LIGNES ENREGISTRÉES
════
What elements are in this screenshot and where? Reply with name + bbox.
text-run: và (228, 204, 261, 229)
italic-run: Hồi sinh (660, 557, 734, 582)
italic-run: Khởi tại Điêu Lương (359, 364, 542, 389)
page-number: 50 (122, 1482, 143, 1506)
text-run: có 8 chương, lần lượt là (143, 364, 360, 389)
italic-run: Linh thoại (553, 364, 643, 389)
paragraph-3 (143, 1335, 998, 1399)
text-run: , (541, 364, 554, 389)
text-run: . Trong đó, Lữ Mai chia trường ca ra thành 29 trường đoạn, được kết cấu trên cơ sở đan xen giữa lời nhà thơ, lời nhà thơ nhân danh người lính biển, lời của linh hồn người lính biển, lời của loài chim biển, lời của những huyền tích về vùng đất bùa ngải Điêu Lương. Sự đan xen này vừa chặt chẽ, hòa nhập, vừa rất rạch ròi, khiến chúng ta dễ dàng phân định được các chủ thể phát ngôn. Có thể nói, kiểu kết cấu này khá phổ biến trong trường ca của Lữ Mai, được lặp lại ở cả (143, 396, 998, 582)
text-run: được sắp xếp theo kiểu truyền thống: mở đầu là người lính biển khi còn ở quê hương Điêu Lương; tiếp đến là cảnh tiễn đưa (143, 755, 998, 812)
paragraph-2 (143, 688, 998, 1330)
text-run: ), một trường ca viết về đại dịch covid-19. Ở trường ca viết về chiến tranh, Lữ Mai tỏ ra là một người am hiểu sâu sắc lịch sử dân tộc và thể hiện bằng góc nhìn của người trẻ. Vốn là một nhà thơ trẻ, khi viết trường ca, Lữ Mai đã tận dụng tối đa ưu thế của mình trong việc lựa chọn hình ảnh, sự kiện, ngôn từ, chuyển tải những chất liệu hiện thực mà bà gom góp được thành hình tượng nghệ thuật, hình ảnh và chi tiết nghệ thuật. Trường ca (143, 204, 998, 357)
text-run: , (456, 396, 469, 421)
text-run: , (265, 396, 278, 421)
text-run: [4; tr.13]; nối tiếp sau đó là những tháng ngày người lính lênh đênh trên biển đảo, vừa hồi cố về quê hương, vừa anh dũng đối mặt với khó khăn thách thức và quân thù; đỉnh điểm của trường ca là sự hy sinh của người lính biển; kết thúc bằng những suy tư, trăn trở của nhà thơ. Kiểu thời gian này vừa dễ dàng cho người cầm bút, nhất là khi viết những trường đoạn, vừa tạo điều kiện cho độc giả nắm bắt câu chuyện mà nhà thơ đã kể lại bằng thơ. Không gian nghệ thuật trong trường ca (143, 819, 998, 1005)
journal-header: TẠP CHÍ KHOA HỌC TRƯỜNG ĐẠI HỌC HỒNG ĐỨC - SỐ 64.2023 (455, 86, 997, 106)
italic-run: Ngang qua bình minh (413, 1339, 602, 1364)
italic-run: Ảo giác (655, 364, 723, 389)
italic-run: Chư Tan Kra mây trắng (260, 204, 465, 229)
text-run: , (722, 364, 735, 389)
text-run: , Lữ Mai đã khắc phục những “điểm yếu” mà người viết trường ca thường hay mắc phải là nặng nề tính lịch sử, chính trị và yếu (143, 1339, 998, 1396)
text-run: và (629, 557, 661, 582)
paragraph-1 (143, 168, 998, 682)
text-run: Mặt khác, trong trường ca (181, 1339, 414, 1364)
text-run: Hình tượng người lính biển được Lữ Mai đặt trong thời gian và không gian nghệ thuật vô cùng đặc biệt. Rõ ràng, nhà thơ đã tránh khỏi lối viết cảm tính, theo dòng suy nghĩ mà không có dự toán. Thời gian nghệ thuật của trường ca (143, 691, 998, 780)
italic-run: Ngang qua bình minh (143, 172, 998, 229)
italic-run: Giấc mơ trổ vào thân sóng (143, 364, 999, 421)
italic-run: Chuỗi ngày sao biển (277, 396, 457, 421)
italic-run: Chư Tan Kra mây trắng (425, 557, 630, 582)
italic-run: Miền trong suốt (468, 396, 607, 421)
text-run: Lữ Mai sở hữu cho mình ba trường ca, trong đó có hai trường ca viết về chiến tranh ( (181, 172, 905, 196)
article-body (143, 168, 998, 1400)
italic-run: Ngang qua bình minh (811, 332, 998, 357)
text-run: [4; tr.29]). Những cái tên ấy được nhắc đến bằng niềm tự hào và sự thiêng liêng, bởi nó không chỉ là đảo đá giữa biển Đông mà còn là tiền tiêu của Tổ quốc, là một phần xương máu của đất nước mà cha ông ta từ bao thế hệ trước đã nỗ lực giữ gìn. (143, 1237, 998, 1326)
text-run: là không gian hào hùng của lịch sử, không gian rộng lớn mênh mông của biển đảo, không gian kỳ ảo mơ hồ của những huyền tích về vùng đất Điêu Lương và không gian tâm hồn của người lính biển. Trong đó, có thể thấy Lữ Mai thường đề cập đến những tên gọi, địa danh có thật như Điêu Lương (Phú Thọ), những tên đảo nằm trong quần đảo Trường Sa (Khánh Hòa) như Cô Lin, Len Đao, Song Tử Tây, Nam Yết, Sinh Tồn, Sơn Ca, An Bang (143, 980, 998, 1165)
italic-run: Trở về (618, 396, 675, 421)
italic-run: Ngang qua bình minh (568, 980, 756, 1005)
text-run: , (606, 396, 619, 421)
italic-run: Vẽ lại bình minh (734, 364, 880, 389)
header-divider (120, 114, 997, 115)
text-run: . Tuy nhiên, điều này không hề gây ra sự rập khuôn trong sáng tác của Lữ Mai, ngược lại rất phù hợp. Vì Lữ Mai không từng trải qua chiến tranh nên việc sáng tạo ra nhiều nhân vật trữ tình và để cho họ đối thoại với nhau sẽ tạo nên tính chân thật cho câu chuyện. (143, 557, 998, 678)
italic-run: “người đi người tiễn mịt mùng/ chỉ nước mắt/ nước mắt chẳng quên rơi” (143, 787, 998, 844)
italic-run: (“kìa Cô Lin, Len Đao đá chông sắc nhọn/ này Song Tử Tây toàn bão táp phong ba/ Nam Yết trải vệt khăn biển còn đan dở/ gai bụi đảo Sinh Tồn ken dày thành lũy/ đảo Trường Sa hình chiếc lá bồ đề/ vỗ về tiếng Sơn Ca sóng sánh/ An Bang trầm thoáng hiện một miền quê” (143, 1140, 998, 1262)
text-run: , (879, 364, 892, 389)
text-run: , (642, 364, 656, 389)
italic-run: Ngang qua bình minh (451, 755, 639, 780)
════
TÂCHE COURTE
Restituez toutes les lignes du matériel ci-dessus sous forme de tableau Markdown, avec une colonne « N° » pour le numéro de chaque ligne et une colonne « Ligne » pour son texte, en omettant les lignes vides.

RÉPONSE ATTENDUE
| N° | Ligne |
|---|---|
| 1 | What elements are in this screenshot and where? Reply with name + bbox. |
| 2 | text-run: và (228, 204, 261, 229) |
| 3 | italic-run: Hồi sinh (660, 557, 734, 582) |
| 4 | italic-run: Khởi tại Điêu Lương (359, 364, 542, 389) |
| 5 | page-number: 50 (122, 1482, 143, 1506) |
| 6 | text-run: có 8 chương, lần lượt là (143, 364, 360, 389) |
| 7 | italic-run: Linh thoại (553, 364, 643, 389) |
| 8 | paragraph-3 (143, 1335, 998, 1399) |
| 9 | text-run: , (541, 364, 554, 389) |
| 10 | text-run: . Trong đó, Lữ Mai chia trường ca ra thành 29 trường đoạn, được kết cấu trên cơ sở đan xen giữa lời nhà thơ, lời nhà thơ nhân danh người lính biển, lời của linh hồn người lính biển, lời của loài chim biển, lời của những huyền tích về vùng đất bùa ngải Điêu Lương. Sự đan xen này vừa chặt chẽ, hòa nhập, vừa rất rạch ròi, khiến chúng ta dễ dàng phân định được các chủ thể phát ngôn. Có thể nói, kiểu kết cấu này khá phổ biến trong trường ca của Lữ Mai, được lặp lại ở cả (143, 396, 998, 582) |
| 11 | text-run: được sắp xếp theo kiểu truyền thống: mở đầu là người lính biển khi còn ở quê hương Điêu Lương; tiếp đến là cảnh tiễn đưa (143, 755, 998, 812) |
| 12 | paragraph-2 (143, 688, 998, 1330) |
| 13 | text-run: ), một trường ca viết về đại dịch covid-19. Ở trường ca viết về chiến tranh, Lữ Mai tỏ ra là một người am hiểu sâu sắc lịch sử dân tộc và thể hiện bằng góc nhìn của người trẻ. Vốn là một nhà thơ trẻ, khi viết trường ca, Lữ Mai đã tận dụng tối đa ưu thế của mình trong việc lựa chọn hình ảnh, sự kiện, ngôn từ, chuyển tải những chất liệu hiện thực mà bà gom góp được thành hình tượng nghệ thuật, hình ảnh và chi tiết nghệ thuật. Trường ca (143, 204, 998, 357) |
| 14 | text-run: , (456, 396, 469, 421) |
| 15 | text-run: , (265, 396, 278, 421) |
| 16 | text-run: [4; tr.13]; nối tiếp sau đó là những tháng ngày người lính lênh đênh trên biển đảo, vừa hồi cố về quê hương, vừa anh dũng đối mặt với khó khăn thách thức và quân thù; đỉnh điểm của trường ca là sự hy sinh của người lính biển; kết thúc bằng những suy tư, trăn trở của nhà thơ. Kiểu thời gian này vừa dễ dàng cho người cầm bút, nhất là khi viết những trường đoạn, vừa tạo điều kiện cho độc giả nắm bắt câu chuyện mà nhà thơ đã kể lại bằng thơ. Không gian nghệ thuật trong trường ca (143, 819, 998, 1005) |
| 17 | journal-header: TẠP CHÍ KHOA HỌC TRƯỜNG ĐẠI HỌC HỒNG ĐỨC - SỐ 64.2023 (455, 86, 997, 106) |
| 18 | italic-run: Ngang qua bình minh (413, 1339, 602, 1364) |
| 19 | italic-run: Ảo giác (655, 364, 723, 389) |
| 20 | italic-run: Chư Tan Kra mây trắng (260, 204, 465, 229) |
| 21 | text-run: , (722, 364, 735, 389) |
| 22 | text-run: , Lữ Mai đã khắc phục những “điểm yếu” mà người viết trường ca thường hay mắc phải là nặng nề tính lịch sử, chính trị và yếu (143, 1339, 998, 1396) |
| 23 | text-run: và (629, 557, 661, 582) |
| 24 | paragraph-1 (143, 168, 998, 682) |
| 25 | text-run: Mặt khác, trong trường ca (181, 1339, 414, 1364) |
| 26 | text-run: Hình tượng người lính biển được Lữ Mai đặt trong thời gian và không gian nghệ thuật vô cùng đặc biệt. Rõ ràng, nhà thơ đã tránh khỏi lối viết cảm tính, theo dòng suy nghĩ mà không có dự toán. Thời gian nghệ thuật của trường ca (143, 691, 998, 780) |
| 27 | italic-run: Ngang qua bình minh (143, 172, 998, 229) |
| 28 | italic-run: Giấc mơ trổ vào thân sóng (143, 364, 999, 421) |
| 29 | italic-run: Chuỗi ngày sao biển (277, 396, 457, 421) |
| 30 | italic-run: Chư Tan Kra mây trắng (425, 557, 630, 582) |
| 31 | italic-run: Miền trong suốt (468, 396, 607, 421) |
| 32 | text-run: Lữ Mai sở hữu cho mình ba trường ca, trong đó có hai trường ca viết về chiến tranh ( (181, 172, 905, 196) |
| 33 | article-body (143, 168, 998, 1400) |
| 34 | italic-run: Ngang qua bình minh (811, 332, 998, 357) |
| 35 | text-run: [4; tr.29]). Những cái tên ấy được nhắc đến bằng niềm tự hào và sự thiêng liêng, bởi nó không chỉ là đảo đá giữa biển Đông mà còn là tiền tiêu của Tổ quốc, là một phần xương máu của đất nước mà cha ông ta từ bao thế hệ trước đã nỗ lực giữ gìn. (143, 1237, 998, 1326) |
| 36 | text-run: là không gian hào hùng của lịch sử, không gian rộng lớn mênh mông của biển đảo, không gian kỳ ảo mơ hồ của những huyền tích về vùng đất Điêu Lương và không gian tâm hồn của người lính biển. Trong đó, có thể thấy Lữ Mai thường đề cập đến những tên gọi, địa danh có thật như Điêu Lương (Phú Thọ), những tên đảo nằm trong quần đảo Trường Sa (Khánh Hòa) như Cô Lin, Len Đao, Song Tử Tây, Nam Yết, Sinh Tồn, Sơn Ca, An Bang (143, 980, 998, 1165) |
| 37 | italic-run: Trở về (618, 396, 675, 421) |
| 38 | italic-run: Ngang qua bình minh (568, 980, 756, 1005) |
| 39 | text-run: , (606, 396, 619, 421) |
| 40 | italic-run: Vẽ lại bình minh (734, 364, 880, 389) |
| 41 | header-divider (120, 114, 997, 115) |
| 42 | text-run: . Tuy nhiên, điều này không hề gây ra sự rập khuôn trong sáng tác của Lữ Mai, ngược lại rất phù hợp. Vì Lữ Mai không từng trải qua chiến tranh nên việc sáng tạo ra nhiều nhân vật trữ tình và để cho họ đối thoại với nhau sẽ tạo nên tính chân thật cho câu chuyện. (143, 557, 998, 678) |
| 43 | italic-run: “người đi người tiễn mịt mùng/ chỉ nước mắt/ nước mắt chẳng quên rơi” (143, 787, 998, 844) |
| 44 | italic-run: (“kìa Cô Lin, Len Đao đá chông sắc nhọn/ này Song Tử Tây toàn bão táp phong ba/ Nam Yết trải vệt khăn biển còn đan dở/ gai bụi đảo Sinh Tồn ken dày thành lũy/ đảo Trường Sa hình chiếc lá bồ đề/ vỗ về tiếng Sơn Ca sóng sánh/ An Bang trầm thoáng hiện một miền quê” (143, 1140, 998, 1262) |
| 45 | text-run: , (879, 364, 892, 389) |
| 46 | text-run: , (642, 364, 656, 389) |
| 47 | italic-run: Ngang qua bình minh (451, 755, 639, 780) |